___ Material to process ___
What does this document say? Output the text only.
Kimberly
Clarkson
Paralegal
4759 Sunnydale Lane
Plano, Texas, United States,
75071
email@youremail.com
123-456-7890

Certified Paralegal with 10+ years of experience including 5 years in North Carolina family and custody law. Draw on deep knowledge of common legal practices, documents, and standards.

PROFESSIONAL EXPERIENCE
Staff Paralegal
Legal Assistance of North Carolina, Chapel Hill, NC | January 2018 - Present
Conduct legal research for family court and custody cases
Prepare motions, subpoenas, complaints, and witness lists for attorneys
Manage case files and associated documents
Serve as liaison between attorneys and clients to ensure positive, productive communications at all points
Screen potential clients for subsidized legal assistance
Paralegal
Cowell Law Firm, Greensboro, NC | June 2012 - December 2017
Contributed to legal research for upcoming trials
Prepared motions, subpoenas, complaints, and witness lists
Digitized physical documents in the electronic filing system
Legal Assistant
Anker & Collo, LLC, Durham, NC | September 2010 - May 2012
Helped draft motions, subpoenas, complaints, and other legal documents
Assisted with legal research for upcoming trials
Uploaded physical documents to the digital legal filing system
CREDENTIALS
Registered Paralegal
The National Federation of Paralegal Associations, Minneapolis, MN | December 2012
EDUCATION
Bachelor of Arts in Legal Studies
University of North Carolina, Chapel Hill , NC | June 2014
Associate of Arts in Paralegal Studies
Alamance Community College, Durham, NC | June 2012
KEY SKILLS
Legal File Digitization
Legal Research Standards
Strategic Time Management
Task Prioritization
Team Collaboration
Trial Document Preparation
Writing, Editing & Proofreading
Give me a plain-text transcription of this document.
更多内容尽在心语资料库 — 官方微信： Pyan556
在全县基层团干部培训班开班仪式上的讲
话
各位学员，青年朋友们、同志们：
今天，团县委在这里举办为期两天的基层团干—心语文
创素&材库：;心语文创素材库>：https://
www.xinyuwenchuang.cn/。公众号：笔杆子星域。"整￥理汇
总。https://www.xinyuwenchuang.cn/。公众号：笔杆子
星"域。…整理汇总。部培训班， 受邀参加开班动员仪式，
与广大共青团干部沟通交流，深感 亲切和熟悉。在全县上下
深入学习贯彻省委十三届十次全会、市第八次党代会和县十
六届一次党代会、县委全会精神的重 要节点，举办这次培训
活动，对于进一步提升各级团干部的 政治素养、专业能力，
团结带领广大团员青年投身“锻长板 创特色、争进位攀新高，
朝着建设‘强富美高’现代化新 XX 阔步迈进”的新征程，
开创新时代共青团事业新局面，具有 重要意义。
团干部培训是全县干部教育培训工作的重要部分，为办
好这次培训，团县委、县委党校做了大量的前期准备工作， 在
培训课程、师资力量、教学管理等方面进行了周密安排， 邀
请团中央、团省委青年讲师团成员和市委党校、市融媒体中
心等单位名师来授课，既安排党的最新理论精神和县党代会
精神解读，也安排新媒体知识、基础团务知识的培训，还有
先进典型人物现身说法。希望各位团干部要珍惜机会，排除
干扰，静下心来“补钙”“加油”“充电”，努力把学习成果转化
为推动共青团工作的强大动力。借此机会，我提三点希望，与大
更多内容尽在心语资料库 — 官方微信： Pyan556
___
Reproduce the full listing word for word.

What does this document say? Output the text only.
Kimberly
Clarkson
Paralegal
4759 Sunnydale Lane
Plano, Texas, United States,
75071
email@youremail.com
123-456-7890

Certified Paralegal with 10+ years of experience including 5 years in North Carolina family and custody law. Draw on deep knowledge of common legal practices, documents, and standards.

PROFESSIONAL EXPERIENCE
Staff Paralegal
Legal Assistance of North Carolina, Chapel Hill, NC | January 2018 - Present
Conduct legal research for family court and custody cases
Prepare motions, subpoenas, complaints, and witness lists for attorneys
Manage case files and associated documents
Serve as liaison between attorneys and clients to ensure positive, productive communications at all points
Screen potential clients for subsidized legal assistance
Paralegal
Cowell Law Firm, Greensboro, NC | June 2012 - December 2017
Contributed to legal research for upcoming trials
Prepared motions, subpoenas, complaints, and witness lists
Digitized physical documents in the electronic filing system
Legal Assistant
Anker & Collo, LLC, Durham, NC | September 2010 - May 2012
Helped draft motions, subpoenas, complaints, and other legal documents
Assisted with legal research for upcoming trials
Uploaded physical documents to the digital legal filing system
CREDENTIALS
Registered Paralegal
The National Federation of Paralegal Associations, Minneapolis, MN | December 2012
EDUCATION
Bachelor of Arts in Legal Studies
University of North Carolina, Chapel Hill , NC | June 2014
Associate of Arts in Paralegal Studies
Alamance Community College, Durham, NC | June 2012
KEY SKILLS
Legal File Digitization
Legal Research Standards
Strategic Time Management
Task Prioritization
Team Collaboration
Trial Document Preparation
Writing, Editing & Proofreading
Give me a plain-text transcription of this document.
更多内容尽在心语资料库 — 官方微信： Pyan556
在全县基层团干部培训班开班仪式上的讲
话
各位学员，青年朋友们、同志们：
今天，团县委在这里举办为期两天的基层团干—心语文
创素&材库：;心语文创素材库>：https://
www.xinyuwenchuang.cn/。公众号：笔杆子星域。"整￥理汇
总。https://www.xinyuwenchuang.cn/。公众号：笔杆子
星"域。…整理汇总。部培训班， 受邀参加开班动员仪式，
与广大共青团干部沟通交流，深感 亲切和熟悉。在全县上下
深入学习贯彻省委十三届十次全会、市第八次党代会和县十
六届一次党代会、县委全会精神的重 要节点，举办这次培训
活动，对于进一步提升各级团干部的 政治素养、专业能力，
团结带领广大团员青年投身“锻长板 创特色、争进位攀新高，
朝着建设‘强富美高’现代化新 XX 阔步迈进”的新征程，
开创新时代共青团事业新局面，具有 重要意义。
团干部培训是全县干部教育培训工作的重要部分，为办
好这次培训，团县委、县委党校做了大量的前期准备工作， 在
培训课程、师资力量、教学管理等方面进行了周密安排， 邀
请团中央、团省委青年讲师团成员和市委党校、市融媒体中
心等单位名师来授课，既安排党的最新理论精神和县党代会
精神解读，也安排新媒体知识、基础团务知识的培训，还有
先进典型人物现身说法。希望各位团干部要珍惜机会，排除
干扰，静下心来“补钙”“加油”“充电”，努力把学习成果转化
为推动共青团工作的强大动力。借此机会，我提三点希望，与大
更多内容尽在心语资料库 — 官方微信： Pyan556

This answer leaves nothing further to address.